» Directions for this task
Omit the images. Copy each entry word for word.

==== Entries provided ====

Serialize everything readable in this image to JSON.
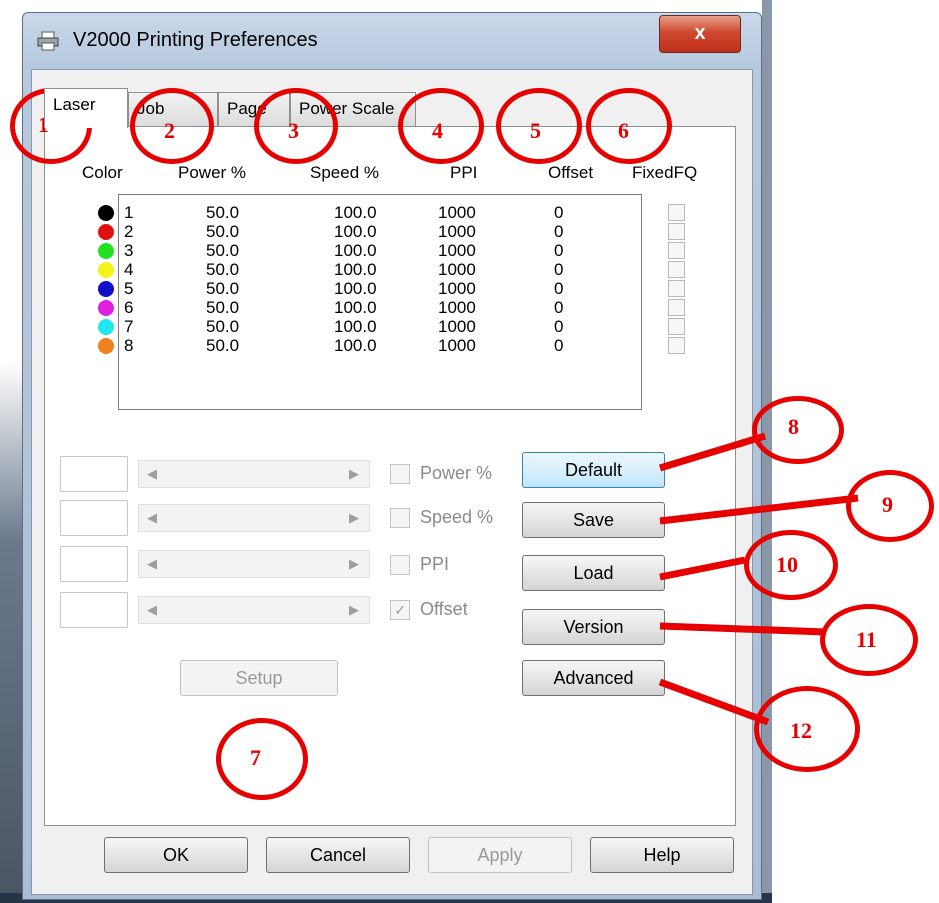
{
  "window": {
    "title": "V2000 Printing Preferences",
    "close_glyph": "x"
  },
  "tabs": [
    {
      "label": "Laser",
      "active": true
    },
    {
      "label": "Job"
    },
    {
      "label": "Page"
    },
    {
      "label": "Power Scale"
    }
  ],
  "table": {
    "headers": [
      "Color",
      "Power %",
      "Speed %",
      "PPI",
      "Offset",
      "FixedFQ"
    ],
    "rows": [
      {
        "num": "1",
        "color": "#000000",
        "power": "50.0",
        "speed": "100.0",
        "ppi": "1000",
        "offset": "0"
      },
      {
        "num": "2",
        "color": "#e01010",
        "power": "50.0",
        "speed": "100.0",
        "ppi": "1000",
        "offset": "0"
      },
      {
        "num": "3",
        "color": "#22e022",
        "power": "50.0",
        "speed": "100.0",
        "ppi": "1000",
        "offset": "0"
      },
      {
        "num": "4",
        "color": "#f4f41a",
        "power": "50.0",
        "speed": "100.0",
        "ppi": "1000",
        "offset": "0"
      },
      {
        "num": "5",
        "color": "#1010c8",
        "power": "50.0",
        "speed": "100.0",
        "ppi": "1000",
        "offset": "0"
      },
      {
        "num": "6",
        "color": "#e020e0",
        "power": "50.0",
        "speed": "100.0",
        "ppi": "1000",
        "offset": "0"
      },
      {
        "num": "7",
        "color": "#22e6ee",
        "power": "50.0",
        "speed": "100.0",
        "ppi": "1000",
        "offset": "0"
      },
      {
        "num": "8",
        "color": "#f08020",
        "power": "50.0",
        "speed": "100.0",
        "ppi": "1000",
        "offset": "0"
      }
    ]
  },
  "controls": {
    "power_label": "Power %",
    "speed_label": "Speed %",
    "ppi_label": "PPI",
    "offset_label": "Offset",
    "offset_checked": true,
    "setup": "Setup"
  },
  "side_buttons": {
    "default": "Default",
    "save": "Save",
    "load": "Load",
    "version": "Version",
    "advanced": "Advanced"
  },
  "footer": {
    "ok": "OK",
    "cancel": "Cancel",
    "apply": "Apply",
    "help": "Help"
  },
  "annotations": [
    "1",
    "2",
    "3",
    "4",
    "5",
    "6",
    "7",
    "8",
    "9",
    "10",
    "11",
    "12"
  ],
  "annotation_color": "#e60000"
}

====

» Correct result
Serialize everything readable in this image to JSON.
{
  "window": {
    "title": "V2000 Printing Preferences",
    "close_glyph": "x"
  },
  "tabs": [
    {
      "label": "Laser",
      "active": true
    },
    {
      "label": "Job"
    },
    {
      "label": "Page"
    },
    {
      "label": "Power Scale"
    }
  ],
  "table": {
    "headers": [
      "Color",
      "Power %",
      "Speed %",
      "PPI",
      "Offset",
      "FixedFQ"
    ],
    "rows": [
      {
        "num": "1",
        "color": "#000000",
        "power": "50.0",
        "speed": "100.0",
        "ppi": "1000",
        "offset": "0"
      },
      {
        "num": "2",
        "color": "#e01010",
        "power": "50.0",
        "speed": "100.0",
        "ppi": "1000",
        "offset": "0"
      },
      {
        "num": "3",
        "color": "#22e022",
        "power": "50.0",
        "speed": "100.0",
        "ppi": "1000",
        "offset": "0"
      },
      {
        "num": "4",
        "color": "#f4f41a",
        "power": "50.0",
        "speed": "100.0",
        "ppi": "1000",
        "offset": "0"
      },
      {
        "num": "5",
        "color": "#1010c8",
        "power": "50.0",
        "speed": "100.0",
        "ppi": "1000",
        "offset": "0"
      },
      {
        "num": "6",
        "color": "#e020e0",
        "power": "50.0",
        "speed": "100.0",
        "ppi": "1000",
        "offset": "0"
      },
      {
        "num": "7",
        "color": "#22e6ee",
        "power": "50.0",
        "speed": "100.0",
        "ppi": "1000",
        "offset": "0"
      },
      {
        "num": "8",
        "color": "#f08020",
        "power": "50.0",
        "speed": "100.0",
        "ppi": "1000",
        "offset": "0"
      }
    ]
  },
  "controls": {
    "power_label": "Power %",
    "speed_label": "Speed %",
    "ppi_label": "PPI",
    "offset_label": "Offset",
    "offset_checked": true,
    "setup": "Setup"
  },
  "side_buttons": {
    "default": "Default",
    "save": "Save",
    "load": "Load",
    "version": "Version",
    "advanced": "Advanced"
  },
  "footer": {
    "ok": "OK",
    "cancel": "Cancel",
    "apply": "Apply",
    "help": "Help"
  },
  "annotations": [
    "1",
    "2",
    "3",
    "4",
    "5",
    "6",
    "7",
    "8",
    "9",
    "10",
    "11",
    "12"
  ],
  "annotation_color": "#e60000"
}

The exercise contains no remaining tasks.